* Work instructions: Show only lines that include "name".

********************

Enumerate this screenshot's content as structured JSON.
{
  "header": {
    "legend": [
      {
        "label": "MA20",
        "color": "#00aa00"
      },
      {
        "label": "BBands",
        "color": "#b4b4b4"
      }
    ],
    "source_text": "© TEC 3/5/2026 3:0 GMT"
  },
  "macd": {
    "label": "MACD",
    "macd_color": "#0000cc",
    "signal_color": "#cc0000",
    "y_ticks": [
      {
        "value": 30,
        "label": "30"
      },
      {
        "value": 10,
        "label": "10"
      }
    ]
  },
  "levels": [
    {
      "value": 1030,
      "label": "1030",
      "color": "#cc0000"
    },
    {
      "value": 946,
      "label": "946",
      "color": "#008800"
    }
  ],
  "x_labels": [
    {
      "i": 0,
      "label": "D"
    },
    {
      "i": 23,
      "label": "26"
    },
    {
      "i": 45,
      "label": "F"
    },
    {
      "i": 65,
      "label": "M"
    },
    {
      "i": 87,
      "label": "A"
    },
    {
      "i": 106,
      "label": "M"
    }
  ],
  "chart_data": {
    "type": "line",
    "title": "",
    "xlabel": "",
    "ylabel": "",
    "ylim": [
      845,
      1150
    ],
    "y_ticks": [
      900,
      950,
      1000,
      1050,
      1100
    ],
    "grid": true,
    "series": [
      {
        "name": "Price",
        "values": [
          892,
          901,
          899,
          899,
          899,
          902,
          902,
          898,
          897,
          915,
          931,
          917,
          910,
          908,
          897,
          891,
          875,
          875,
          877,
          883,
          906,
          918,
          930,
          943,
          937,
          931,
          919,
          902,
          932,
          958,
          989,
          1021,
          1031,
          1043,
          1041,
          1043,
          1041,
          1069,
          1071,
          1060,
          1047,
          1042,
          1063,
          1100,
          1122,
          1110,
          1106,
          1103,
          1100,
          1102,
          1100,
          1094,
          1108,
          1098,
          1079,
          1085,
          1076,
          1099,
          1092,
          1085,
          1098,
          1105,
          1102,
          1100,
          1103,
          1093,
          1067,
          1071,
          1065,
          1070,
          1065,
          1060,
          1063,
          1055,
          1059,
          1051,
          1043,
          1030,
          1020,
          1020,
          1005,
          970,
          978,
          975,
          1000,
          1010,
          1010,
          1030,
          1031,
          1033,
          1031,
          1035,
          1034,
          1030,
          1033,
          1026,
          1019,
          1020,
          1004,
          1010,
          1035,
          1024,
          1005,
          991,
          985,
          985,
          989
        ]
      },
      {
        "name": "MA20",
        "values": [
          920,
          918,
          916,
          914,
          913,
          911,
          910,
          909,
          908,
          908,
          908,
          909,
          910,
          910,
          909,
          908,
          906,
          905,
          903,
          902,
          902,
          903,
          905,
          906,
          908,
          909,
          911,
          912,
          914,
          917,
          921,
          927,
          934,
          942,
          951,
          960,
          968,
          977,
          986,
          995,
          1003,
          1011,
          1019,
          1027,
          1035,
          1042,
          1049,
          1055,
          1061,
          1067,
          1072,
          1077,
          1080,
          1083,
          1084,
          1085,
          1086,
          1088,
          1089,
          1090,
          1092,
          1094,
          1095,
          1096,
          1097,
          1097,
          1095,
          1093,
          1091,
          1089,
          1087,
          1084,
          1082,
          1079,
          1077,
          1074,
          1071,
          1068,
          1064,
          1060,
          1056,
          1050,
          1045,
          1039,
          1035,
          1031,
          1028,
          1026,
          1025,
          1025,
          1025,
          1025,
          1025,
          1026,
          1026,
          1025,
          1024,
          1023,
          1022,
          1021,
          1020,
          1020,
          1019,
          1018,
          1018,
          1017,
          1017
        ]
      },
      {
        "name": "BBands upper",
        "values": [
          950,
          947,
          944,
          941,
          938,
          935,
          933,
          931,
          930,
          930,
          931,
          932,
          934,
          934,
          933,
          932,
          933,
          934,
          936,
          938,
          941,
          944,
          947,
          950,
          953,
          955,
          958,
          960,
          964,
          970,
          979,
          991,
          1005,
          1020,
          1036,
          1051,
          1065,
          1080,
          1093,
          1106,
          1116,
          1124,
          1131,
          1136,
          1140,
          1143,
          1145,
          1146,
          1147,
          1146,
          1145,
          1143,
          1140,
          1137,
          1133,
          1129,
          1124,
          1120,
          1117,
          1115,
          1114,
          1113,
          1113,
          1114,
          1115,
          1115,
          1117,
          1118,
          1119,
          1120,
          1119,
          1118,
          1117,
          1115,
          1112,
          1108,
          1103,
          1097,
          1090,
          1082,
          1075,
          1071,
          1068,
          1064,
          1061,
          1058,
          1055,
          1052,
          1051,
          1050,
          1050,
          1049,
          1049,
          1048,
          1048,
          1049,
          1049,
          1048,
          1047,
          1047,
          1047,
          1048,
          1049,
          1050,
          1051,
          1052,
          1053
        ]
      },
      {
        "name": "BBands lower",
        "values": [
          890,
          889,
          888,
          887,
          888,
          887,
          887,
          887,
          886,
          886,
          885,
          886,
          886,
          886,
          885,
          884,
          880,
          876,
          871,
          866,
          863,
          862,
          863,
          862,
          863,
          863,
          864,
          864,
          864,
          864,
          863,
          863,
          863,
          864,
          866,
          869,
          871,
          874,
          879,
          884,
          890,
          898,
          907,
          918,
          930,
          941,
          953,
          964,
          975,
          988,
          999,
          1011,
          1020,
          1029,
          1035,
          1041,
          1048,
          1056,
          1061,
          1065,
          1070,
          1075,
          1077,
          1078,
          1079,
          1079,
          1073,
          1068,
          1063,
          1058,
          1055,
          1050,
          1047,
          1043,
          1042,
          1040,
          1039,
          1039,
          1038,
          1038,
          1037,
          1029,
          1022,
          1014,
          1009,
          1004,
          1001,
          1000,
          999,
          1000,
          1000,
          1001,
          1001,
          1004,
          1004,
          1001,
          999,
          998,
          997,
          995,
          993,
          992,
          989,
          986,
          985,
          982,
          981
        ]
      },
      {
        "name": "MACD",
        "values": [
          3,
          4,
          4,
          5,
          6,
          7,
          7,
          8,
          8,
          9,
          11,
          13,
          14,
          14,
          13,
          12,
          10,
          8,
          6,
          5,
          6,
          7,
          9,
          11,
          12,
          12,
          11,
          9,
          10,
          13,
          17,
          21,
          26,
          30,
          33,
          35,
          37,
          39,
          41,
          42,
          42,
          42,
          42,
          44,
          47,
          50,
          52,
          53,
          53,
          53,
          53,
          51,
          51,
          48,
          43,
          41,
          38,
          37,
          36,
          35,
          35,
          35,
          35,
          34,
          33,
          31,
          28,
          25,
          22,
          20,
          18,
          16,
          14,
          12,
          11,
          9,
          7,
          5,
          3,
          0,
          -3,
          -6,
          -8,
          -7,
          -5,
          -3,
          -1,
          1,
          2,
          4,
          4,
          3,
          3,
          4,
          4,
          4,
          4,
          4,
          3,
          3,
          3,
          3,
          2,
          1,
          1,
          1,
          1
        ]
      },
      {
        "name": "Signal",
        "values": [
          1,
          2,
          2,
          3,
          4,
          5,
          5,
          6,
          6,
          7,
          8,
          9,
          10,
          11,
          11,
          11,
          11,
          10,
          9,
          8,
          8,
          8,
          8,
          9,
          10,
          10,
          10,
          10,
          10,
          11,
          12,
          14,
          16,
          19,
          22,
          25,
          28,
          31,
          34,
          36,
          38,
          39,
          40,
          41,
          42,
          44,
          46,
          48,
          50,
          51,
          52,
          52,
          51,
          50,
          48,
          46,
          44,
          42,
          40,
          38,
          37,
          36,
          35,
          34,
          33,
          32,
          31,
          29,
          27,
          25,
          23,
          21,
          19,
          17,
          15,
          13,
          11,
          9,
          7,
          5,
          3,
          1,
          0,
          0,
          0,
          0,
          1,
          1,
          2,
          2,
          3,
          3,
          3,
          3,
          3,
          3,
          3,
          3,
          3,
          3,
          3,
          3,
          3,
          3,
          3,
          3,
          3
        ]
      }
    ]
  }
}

********************

* Result of this task:
        "name": "Price",
        "name": "MA20",
        "name": "BBands upper",
        "name": "BBands lower",
        "name": "MACD",
        "name": "Signal",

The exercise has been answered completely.